= Request =
Reproduce the material in full, exactly as written.

________________

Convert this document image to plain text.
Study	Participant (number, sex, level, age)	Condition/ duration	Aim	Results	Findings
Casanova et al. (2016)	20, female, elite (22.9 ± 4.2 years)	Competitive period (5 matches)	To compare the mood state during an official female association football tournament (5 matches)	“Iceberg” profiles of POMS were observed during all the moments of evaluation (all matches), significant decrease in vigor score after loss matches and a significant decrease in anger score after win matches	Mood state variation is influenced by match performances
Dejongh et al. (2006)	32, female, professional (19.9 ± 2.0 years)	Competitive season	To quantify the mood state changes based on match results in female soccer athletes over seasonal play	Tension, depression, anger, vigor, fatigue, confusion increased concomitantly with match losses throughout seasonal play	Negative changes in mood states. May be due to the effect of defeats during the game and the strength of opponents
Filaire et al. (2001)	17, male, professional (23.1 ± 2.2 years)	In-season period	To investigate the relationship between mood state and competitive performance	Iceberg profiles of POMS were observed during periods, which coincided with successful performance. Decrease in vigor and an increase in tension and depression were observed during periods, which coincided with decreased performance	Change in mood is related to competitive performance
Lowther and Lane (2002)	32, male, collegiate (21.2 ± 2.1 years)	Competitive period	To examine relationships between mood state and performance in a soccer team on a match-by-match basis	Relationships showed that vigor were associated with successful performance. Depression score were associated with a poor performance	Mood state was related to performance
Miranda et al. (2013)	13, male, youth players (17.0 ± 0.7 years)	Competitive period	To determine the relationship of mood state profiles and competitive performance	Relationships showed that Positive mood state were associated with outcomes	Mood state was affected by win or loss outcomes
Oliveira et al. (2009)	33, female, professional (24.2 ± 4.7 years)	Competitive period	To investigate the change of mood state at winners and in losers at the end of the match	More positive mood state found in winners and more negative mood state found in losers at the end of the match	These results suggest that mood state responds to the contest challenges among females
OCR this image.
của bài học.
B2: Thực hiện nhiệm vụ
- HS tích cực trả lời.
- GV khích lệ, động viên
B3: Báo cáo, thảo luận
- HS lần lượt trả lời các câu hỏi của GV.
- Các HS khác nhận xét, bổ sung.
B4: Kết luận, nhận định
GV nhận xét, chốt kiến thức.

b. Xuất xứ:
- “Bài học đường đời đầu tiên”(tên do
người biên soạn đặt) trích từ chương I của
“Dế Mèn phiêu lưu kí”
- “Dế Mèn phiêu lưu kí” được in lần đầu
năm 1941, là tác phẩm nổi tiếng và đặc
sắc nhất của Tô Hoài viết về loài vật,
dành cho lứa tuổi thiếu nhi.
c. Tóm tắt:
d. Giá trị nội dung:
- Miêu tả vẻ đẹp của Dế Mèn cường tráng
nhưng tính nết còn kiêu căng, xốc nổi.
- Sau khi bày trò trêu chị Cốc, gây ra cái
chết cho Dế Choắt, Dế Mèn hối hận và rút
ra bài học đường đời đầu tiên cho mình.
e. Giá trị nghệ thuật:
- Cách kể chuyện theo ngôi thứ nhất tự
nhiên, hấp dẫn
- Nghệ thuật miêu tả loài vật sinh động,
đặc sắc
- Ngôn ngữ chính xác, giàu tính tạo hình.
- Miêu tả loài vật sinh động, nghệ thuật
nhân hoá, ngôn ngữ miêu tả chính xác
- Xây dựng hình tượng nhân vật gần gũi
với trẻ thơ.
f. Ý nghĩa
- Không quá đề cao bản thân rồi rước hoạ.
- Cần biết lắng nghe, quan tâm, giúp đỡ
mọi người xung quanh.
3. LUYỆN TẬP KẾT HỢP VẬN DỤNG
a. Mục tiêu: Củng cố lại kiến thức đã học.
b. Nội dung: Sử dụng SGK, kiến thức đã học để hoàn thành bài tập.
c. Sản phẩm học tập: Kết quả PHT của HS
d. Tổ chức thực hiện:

________________

= Solution below =
Convert this document image to plain text.
Study	Participant (number, sex, level, age)	Condition/ duration	Aim	Results	Findings
Casanova et al. (2016)	20, female, elite (22.9 ± 4.2 years)	Competitive period (5 matches)	To compare the mood state during an official female association football tournament (5 matches)	“Iceberg” profiles of POMS were observed during all the moments of evaluation (all matches), significant decrease in vigor score after loss matches and a significant decrease in anger score after win matches	Mood state variation is influenced by match performances
Dejongh et al. (2006)	32, female, professional (19.9 ± 2.0 years)	Competitive season	To quantify the mood state changes based on match results in female soccer athletes over seasonal play	Tension, depression, anger, vigor, fatigue, confusion increased concomitantly with match losses throughout seasonal play	Negative changes in mood states. May be due to the effect of defeats during the game and the strength of opponents
Filaire et al. (2001)	17, male, professional (23.1 ± 2.2 years)	In-season period	To investigate the relationship between mood state and competitive performance	Iceberg profiles of POMS were observed during periods, which coincided with successful performance. Decrease in vigor and an increase in tension and depression were observed during periods, which coincided with decreased performance	Change in mood is related to competitive performance
Lowther and Lane (2002)	32, male, collegiate (21.2 ± 2.1 years)	Competitive period	To examine relationships between mood state and performance in a soccer team on a match-by-match basis	Relationships showed that vigor were associated with successful performance. Depression score were associated with a poor performance	Mood state was related to performance
Miranda et al. (2013)	13, male, youth players (17.0 ± 0.7 years)	Competitive period	To determine the relationship of mood state profiles and competitive performance	Relationships showed that Positive mood state were associated with outcomes	Mood state was affected by win or loss outcomes
Oliveira et al. (2009)	33, female, professional (24.2 ± 4.7 years)	Competitive period	To investigate the change of mood state at winners and in losers at the end of the match	More positive mood state found in winners and more negative mood state found in losers at the end of the match	These results suggest that mood state responds to the contest challenges among females
OCR this image.
của bài học.
B2: Thực hiện nhiệm vụ
- HS tích cực trả lời.
- GV khích lệ, động viên
B3: Báo cáo, thảo luận
- HS lần lượt trả lời các câu hỏi của GV.
- Các HS khác nhận xét, bổ sung.
B4: Kết luận, nhận định
GV nhận xét, chốt kiến thức.

b. Xuất xứ:
- “Bài học đường đời đầu tiên”(tên do
người biên soạn đặt) trích từ chương I của
“Dế Mèn phiêu lưu kí”
- “Dế Mèn phiêu lưu kí” được in lần đầu
năm 1941, là tác phẩm nổi tiếng và đặc
sắc nhất của Tô Hoài viết về loài vật,
dành cho lứa tuổi thiếu nhi.
c. Tóm tắt:
d. Giá trị nội dung:
- Miêu tả vẻ đẹp của Dế Mèn cường tráng
nhưng tính nết còn kiêu căng, xốc nổi.
- Sau khi bày trò trêu chị Cốc, gây ra cái
chết cho Dế Choắt, Dế Mèn hối hận và rút
ra bài học đường đời đầu tiên cho mình.
e. Giá trị nghệ thuật:
- Cách kể chuyện theo ngôi thứ nhất tự
nhiên, hấp dẫn
- Nghệ thuật miêu tả loài vật sinh động,
đặc sắc
- Ngôn ngữ chính xác, giàu tính tạo hình.
- Miêu tả loài vật sinh động, nghệ thuật
nhân hoá, ngôn ngữ miêu tả chính xác
- Xây dựng hình tượng nhân vật gần gũi
với trẻ thơ.
f. Ý nghĩa
- Không quá đề cao bản thân rồi rước hoạ.
- Cần biết lắng nghe, quan tâm, giúp đỡ
mọi người xung quanh.
3. LUYỆN TẬP KẾT HỢP VẬN DỤNG
a. Mục tiêu: Củng cố lại kiến thức đã học.
b. Nội dung: Sử dụng SGK, kiến thức đã học để hoàn thành bài tập.
c. Sản phẩm học tập: Kết quả PHT của HS
d. Tổ chức thực hiện:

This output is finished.